WHAT YOU HAVE TO DO:
Word for word, give the material below again, minus any images.

--------------------------------------------------

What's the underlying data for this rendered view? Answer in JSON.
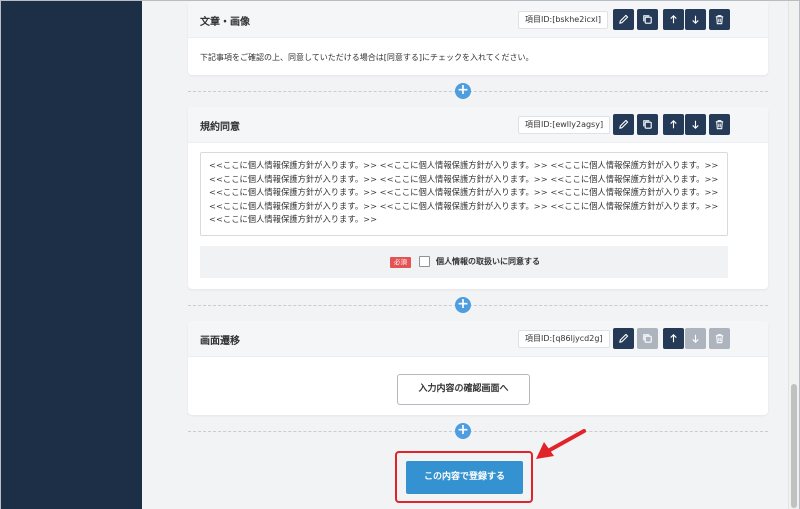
{
  "blocks": [
    {
      "title": "文章・画像",
      "item_id": "項目ID:[bskhe2icxl]",
      "description": "下記事項をご確認の上、同意していただける場合は[同意する]にチェックを入れてください。"
    },
    {
      "title": "規約同意",
      "item_id": "項目ID:[ewlly2agsy]",
      "policy_text": "<<ここに個人情報保護方針が入ります。>> <<ここに個人情報保護方針が入ります。>> <<ここに個人情報保護方針が入ります。>> <<ここに個人情報保護方針が入ります。>> <<ここに個人情報保護方針が入ります。>> <<ここに個人情報保護方針が入ります。>><<ここに個人情報保護方針が入ります。>> <<ここに個人情報保護方針が入ります。>> <<ここに個人情報保護方針が入ります。>> <<ここに個人情報保護方針が入ります。>> <<ここに個人情報保護方針が入ります。>> <<ここに個人情報保護方針が入ります。>> <<ここに個人情報保護方針が入ります。>>",
      "required_label": "必須",
      "consent_label": "個人情報の取扱いに同意する",
      "consent_checked": false
    },
    {
      "title": "画面遷移",
      "item_id": "項目ID:[q86ljycd2g]",
      "confirm_button": "入力内容の確認画面へ"
    }
  ],
  "add_symbol": "+",
  "register_button": "この内容で登録する",
  "icons": [
    "pencil-icon",
    "copy-icon",
    "arrow-up-icon",
    "arrow-down-icon",
    "trash-icon",
    "plus-icon"
  ],
  "colors": {
    "sidebar": "#1c2f47",
    "icon_button": "#243a56",
    "icon_button_disabled": "#aeb4bd",
    "add_button": "#4d9de0",
    "register_button": "#3592d0",
    "required_badge": "#e35353",
    "highlight": "#e0242a"
  }
}
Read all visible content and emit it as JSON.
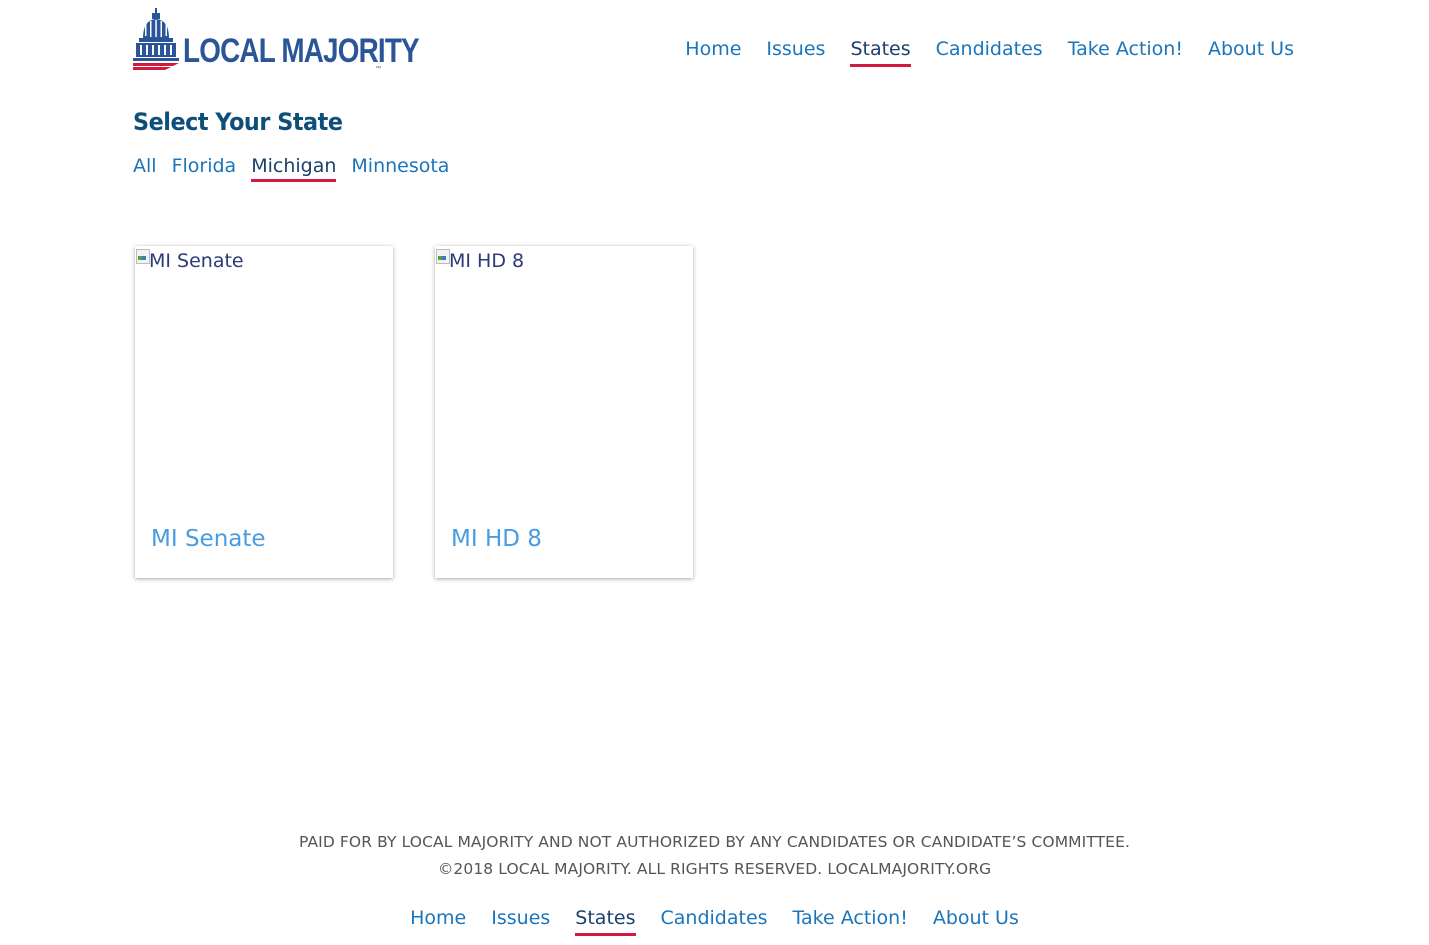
{
  "header": {
    "logo_text": "LOCAL MAJORITY",
    "logo_tm": "™",
    "nav": [
      {
        "label": "Home",
        "active": false
      },
      {
        "label": "Issues",
        "active": false
      },
      {
        "label": "States",
        "active": true
      },
      {
        "label": "Candidates",
        "active": false
      },
      {
        "label": "Take Action!",
        "active": false
      },
      {
        "label": "About Us",
        "active": false
      }
    ]
  },
  "main": {
    "title": "Select Your State",
    "filters": [
      {
        "label": "All",
        "active": false
      },
      {
        "label": "Florida",
        "active": false
      },
      {
        "label": "Michigan",
        "active": true
      },
      {
        "label": "Minnesota",
        "active": false
      }
    ],
    "cards": [
      {
        "image_alt": "MI Senate",
        "title": "MI Senate"
      },
      {
        "image_alt": "MI HD 8",
        "title": "MI HD 8"
      }
    ]
  },
  "footer": {
    "disclaimer": "PAID FOR BY LOCAL MAJORITY AND NOT AUTHORIZED BY ANY CANDIDATES OR CANDIDATE’S COMMITTEE.",
    "copyright": "©2018 LOCAL MAJORITY. ALL RIGHTS RESERVED. LOCALMAJORITY.ORG",
    "nav": [
      {
        "label": "Home",
        "active": false
      },
      {
        "label": "Issues",
        "active": false
      },
      {
        "label": "States",
        "active": true
      },
      {
        "label": "Candidates",
        "active": false
      },
      {
        "label": "Take Action!",
        "active": false
      },
      {
        "label": "About Us",
        "active": false
      }
    ]
  },
  "colors": {
    "link": "#1b75bb",
    "active_underline": "#d11a3d",
    "title": "#0d4f7a",
    "card_title": "#4a9ce0",
    "logo_blue": "#2a5699",
    "logo_red": "#d11a3d"
  }
}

--------------------------------------------------

RESULT:
What's the underlying data for this rendered view? Answer in JSON.
{
  "blocks": [
    {
      "title": "文章・画像",
      "item_id": "項目ID:[bskhe2icxl]",
      "description": "下記事項をご確認の上、同意していただける場合は[同意する]にチェックを入れてください。"
    },
    {
      "title": "規約同意",
      "item_id": "項目ID:[ewlly2agsy]",
      "policy_text": "<<ここに個人情報保護方針が入ります。>> <<ここに個人情報保護方針が入ります。>> <<ここに個人情報保護方針が入ります。>> <<ここに個人情報保護方針が入ります。>> <<ここに個人情報保護方針が入ります。>> <<ここに個人情報保護方針が入ります。>><<ここに個人情報保護方針が入ります。>> <<ここに個人情報保護方針が入ります。>> <<ここに個人情報保護方針が入ります。>> <<ここに個人情報保護方針が入ります。>> <<ここに個人情報保護方針が入ります。>> <<ここに個人情報保護方針が入ります。>> <<ここに個人情報保護方針が入ります。>>",
      "required_label": "必須",
      "consent_label": "個人情報の取扱いに同意する",
      "consent_checked": false
    },
    {
      "title": "画面遷移",
      "item_id": "項目ID:[q86ljycd2g]",
      "confirm_button": "入力内容の確認画面へ"
    }
  ],
  "add_symbol": "+",
  "register_button": "この内容で登録する",
  "icons": [
    "pencil-icon",
    "copy-icon",
    "arrow-up-icon",
    "arrow-down-icon",
    "trash-icon",
    "plus-icon"
  ],
  "colors": {
    "sidebar": "#1c2f47",
    "icon_button": "#243a56",
    "icon_button_disabled": "#aeb4bd",
    "add_button": "#4d9de0",
    "register_button": "#3592d0",
    "required_badge": "#e35353",
    "highlight": "#e0242a"
  }
}
Read all visible content and emit it as JSON.
{
  "header": {
    "logo_text": "LOCAL MAJORITY",
    "logo_tm": "™",
    "nav": [
      {
        "label": "Home",
        "active": false
      },
      {
        "label": "Issues",
        "active": false
      },
      {
        "label": "States",
        "active": true
      },
      {
        "label": "Candidates",
        "active": false
      },
      {
        "label": "Take Action!",
        "active": false
      },
      {
        "label": "About Us",
        "active": false
      }
    ]
  },
  "main": {
    "title": "Select Your State",
    "filters": [
      {
        "label": "All",
        "active": false
      },
      {
        "label": "Florida",
        "active": false
      },
      {
        "label": "Michigan",
        "active": true
      },
      {
        "label": "Minnesota",
        "active": false
      }
    ],
    "cards": [
      {
        "image_alt": "MI Senate",
        "title": "MI Senate"
      },
      {
        "image_alt": "MI HD 8",
        "title": "MI HD 8"
      }
    ]
  },
  "footer": {
    "disclaimer": "PAID FOR BY LOCAL MAJORITY AND NOT AUTHORIZED BY ANY CANDIDATES OR CANDIDATE’S COMMITTEE.",
    "copyright": "©2018 LOCAL MAJORITY. ALL RIGHTS RESERVED. LOCALMAJORITY.ORG",
    "nav": [
      {
        "label": "Home",
        "active": false
      },
      {
        "label": "Issues",
        "active": false
      },
      {
        "label": "States",
        "active": true
      },
      {
        "label": "Candidates",
        "active": false
      },
      {
        "label": "Take Action!",
        "active": false
      },
      {
        "label": "About Us",
        "active": false
      }
    ]
  },
  "colors": {
    "link": "#1b75bb",
    "active_underline": "#d11a3d",
    "title": "#0d4f7a",
    "card_title": "#4a9ce0",
    "logo_blue": "#2a5699",
    "logo_red": "#d11a3d"
  }
}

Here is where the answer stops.